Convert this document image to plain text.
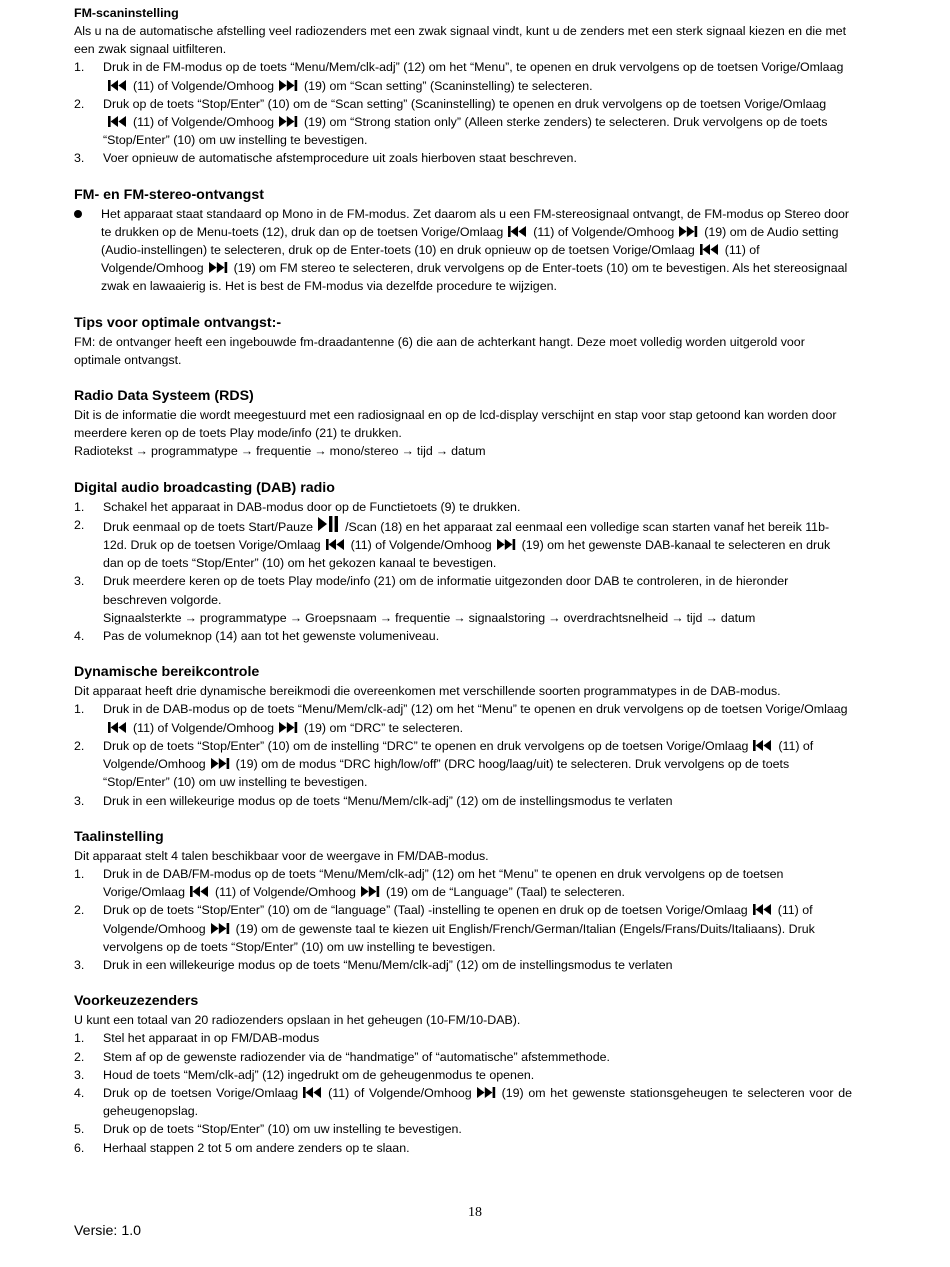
FM-scaninstelling

Als u na de automatische afstelling veel radiozenders met een zwak signaal vindt, kunt u de zenders met een sterk signaal kiezen en die met een zwak signaal uitfilteren.

1. Druk in de FM-modus op de toets “Menu/Mem/clk-adj” (12) om het “Menu”, te openen en druk vervolgens op de toetsen Vorige/Omlaag
(11) of Volgende/Omhoog (19) om “Scan setting” (Scaninstelling) te selecteren.
2. Druk op de toets “Stop/Enter” (10) om de “Scan setting” (Scaninstelling) te openen en druk vervolgens op de toetsen Vorige/Omlaag
(11) of Volgende/Omhoog (19) om “Strong station only” (Alleen sterke zenders) te selecteren. Druk vervolgens op de toets “Stop/Enter” (10) om uw instelling te bevestigen.
3. Voer opnieuw de automatische afstemprocedure uit zoals hierboven staat beschreven.
FM- en FM-stereo-ontvangst
Het apparaat staat standaard op Mono in de FM-modus. Zet daarom als u een FM-stereosignaal ontvangt, de FM-modus op Stereo door te drukken op de Menu-toets (12), druk dan op de toetsen Vorige/Omlaag (11) of Volgende/Omhoog (19) om de Audio setting (Audio-instellingen) te selecteren, druk op de Enter-toets (10) en druk opnieuw op de toetsen Vorige/Omlaag (11) of Volgende/Omhoog (19) om FM stereo te selecteren, druk vervolgens op de Enter-toets (10) om te bevestigen. Als het stereosignaal zwak en lawaaierig is. Het is best de FM-modus via dezelfde procedure te wijzigen.
Tips voor optimale ontvangst:-

FM: de ontvanger heeft een ingebouwde fm-draadantenne (6) die aan de achterkant hangt. Deze moet volledig worden uitgerold voor optimale ontvangst.

Radio Data Systeem (RDS)

Dit is de informatie die wordt meegestuurd met een radiosignaal en op de lcd-display verschijnt en stap voor stap getoond kan worden door meerdere keren op de toets Play mode/info (21) te drukken.

Radiotekst → programmatype → frequentie → mono/stereo → tijd → datum

Digital audio broadcasting (DAB) radio
1. Schakel het apparaat in DAB-modus door op de Functietoets (9) te drukken.
2. Druk eenmaal op de toets Start/Pauze	/Scan (18) en het apparaat zal eenmaal een volledige scan starten vanaf het bereik 11b-12d. Druk op de toetsen Vorige/Omlaag (11) of Volgende/Omhoog (19) om het gewenste DAB-kanaal te selecteren en druk dan op de toets “Stop/Enter” (10) om het gekozen kanaal te bevestigen.
3. Druk meerdere keren op de toets Play mode/info (21) om de informatie uitgezonden door DAB te controleren, in de hieronder beschreven volgorde.
Signaalsterkte → programmatype → Groepsnaam → frequentie → signaalstoring → overdrachtsnelheid → tijd → datum
4. Pas de volumeknop (14) aan tot het gewenste volumeniveau.
Dynamische bereikcontrole

Dit apparaat heeft drie dynamische bereikmodi die overeenkomen met verschillende soorten programmatypes in de DAB-modus.

1. Druk in de DAB-modus op de toets “Menu/Mem/clk-adj” (12) om het “Menu” te openen en druk vervolgens op de toetsen Vorige/Omlaag
(11) of Volgende/Omhoog (19) om “DRC” te selecteren.
2. Druk op de toets “Stop/Enter” (10) om de instelling “DRC” te openen en druk vervolgens op de toetsen Vorige/Omlaag (11) of Volgende/Omhoog (19) om de modus “DRC high/low/off” (DRC hoog/laag/uit) te selecteren. Druk vervolgens op de toets “Stop/Enter” (10) om uw instelling te bevestigen.
3. Druk in een willekeurige modus op de toets “Menu/Mem/clk-adj” (12) om de instellingsmodus te verlaten
Taalinstelling

Dit apparaat stelt 4 talen beschikbaar voor de weergave in FM/DAB-modus.

1. Druk in de DAB/FM-modus op de toets “Menu/Mem/clk-adj” (12) om het “Menu” te openen en druk vervolgens op de toetsen Vorige/Omlaag (11) of Volgende/Omhoog (19) om de “Language” (Taal) te selecteren.
2. Druk op de toets “Stop/Enter” (10) om de “language” (Taal) -instelling te openen en druk op de toetsen Vorige/Omlaag (11) of Volgende/Omhoog (19) om de gewenste taal te kiezen uit English/French/German/Italian (Engels/Frans/Duits/Italiaans). Druk vervolgens op de toets “Stop/Enter” (10) om uw instelling te bevestigen.
3. Druk in een willekeurige modus op de toets “Menu/Mem/clk-adj” (12) om de instellingsmodus te verlaten
Voorkeuzezenders

U kunt een totaal van 20 radiozenders opslaan in het geheugen (10-FM/10-DAB).

1. Stel het apparaat in op FM/DAB-modus
2. Stem af op de gewenste radiozender via de “handmatige” of “automatische” afstemmethode.
3. Houd de toets “Mem/clk-adj” (12) ingedrukt om de geheugenmodus te openen.
4. Druk op de toetsen Vorige/Omlaag (11) of Volgende/Omhoog (19) om het gewenste stationsgeheugen te selecteren voor de geheugenopslag.
5. Druk op de toets “Stop/Enter” (10) om uw instelling te bevestigen.
6. Herhaal stappen 2 tot 5 om andere zenders op te slaan.
18
Versie: 1.0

******************************

◆ **WORK TO COMPLETE**
Using the listing above, pull out all lines that hold the word "Menu".

◆ **TASK SOLUTION**
1. Druk in de FM-modus op de toets “Menu/Mem/clk-adj” (12) om het “Menu”, te openen en druk vervolgens op de toetsen Vorige/Omlaag
Het apparaat staat standaard op Mono in de FM-modus. Zet daarom als u een FM-stereosignaal ontvangt, de FM-modus op Stereo door te drukken op de Menu-toets (12), druk dan op de toetsen Vorige/Omlaag (11) of Volgende/Omhoog (19) om de Audio setting (Audio-instellingen) te selecteren, druk op de Enter-toets (10) en druk opnieuw op de toetsen Vorige/Omlaag (11) of Volgende/Omhoog (19) om FM stereo te selecteren, druk vervolgens op de Enter-toets (10) om te bevestigen. Als het stereosignaal zwak en lawaaierig is. Het is best de FM-modus via dezelfde procedure te wijzigen.
1. Druk in de DAB-modus op de toets “Menu/Mem/clk-adj” (12) om het “Menu” te openen en druk vervolgens op de toetsen Vorige/Omlaag
3. Druk in een willekeurige modus op de toets “Menu/Mem/clk-adj” (12) om de instellingsmodus te verlaten
1. Druk in de DAB/FM-modus op de toets “Menu/Mem/clk-adj” (12) om het “Menu” te openen en druk vervolgens op de toetsen Vorige/Omlaag (11) of Volgende/Omhoog (19) om de “Language” (Taal) te selecteren.
3. Druk in een willekeurige modus op de toets “Menu/Mem/clk-adj” (12) om de instellingsmodus te verlaten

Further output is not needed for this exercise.